**Direction**
Retype the records below exactly as they appear, but leave out any pictures.

**The input**
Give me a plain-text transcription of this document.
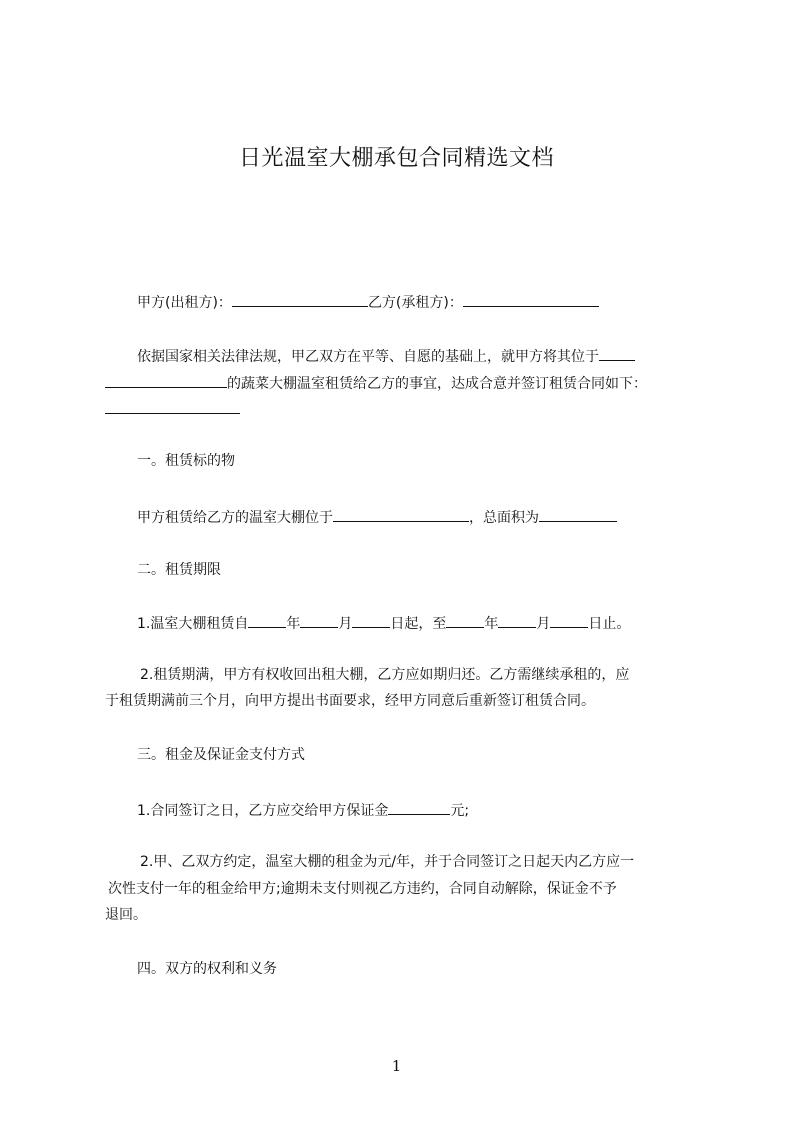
日光温室大棚承包合同精选文档

甲方(出租方)：	乙方(承租方)：

依据国家相关法律法规，甲乙双方在平等、自愿的基础上，就甲方将其位于

的蔬菜大棚温室租赁给乙方的事宜，达成合意并签订租赁合同如下：

一。租赁标的物

甲方租赁给乙方的温室大棚位于	，总面积为

二。租赁期限

1.温室大棚租赁自	年	月	日起，至	年	月	日止。

2.租赁期满，甲方有权收回出租大棚，乙方应如期归还。乙方需继续承租的，应

于租赁期满前三个月，向甲方提出书面要求，经甲方同意后重新签订租赁合同。

三。租金及保证金支付方式

1.合同签订之日，乙方应交给甲方保证金	元;

2.甲、乙双方约定，温室大棚的租金为元/年，并于合同签订之日起天内乙方应一

次性支付一年的租金给甲方;逾期未支付则视乙方违约，合同自动解除，保证金不予

退回。

四。双方的权利和义务

1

**Written solution**
Give me a plain-text transcription of this document.
日光温室大棚承包合同精选文档

甲方(出租方)：	乙方(承租方)：

依据国家相关法律法规，甲乙双方在平等、自愿的基础上，就甲方将其位于

的蔬菜大棚温室租赁给乙方的事宜，达成合意并签订租赁合同如下：

一。租赁标的物

甲方租赁给乙方的温室大棚位于	，总面积为

二。租赁期限

1.温室大棚租赁自	年	月	日起，至	年	月	日止。

2.租赁期满，甲方有权收回出租大棚，乙方应如期归还。乙方需继续承租的，应

于租赁期满前三个月，向甲方提出书面要求，经甲方同意后重新签订租赁合同。

三。租金及保证金支付方式

1.合同签订之日，乙方应交给甲方保证金	元;

2.甲、乙双方约定，温室大棚的租金为元/年，并于合同签订之日起天内乙方应一

次性支付一年的租金给甲方;逾期未支付则视乙方违约，合同自动解除，保证金不予

退回。

四。双方的权利和义务

1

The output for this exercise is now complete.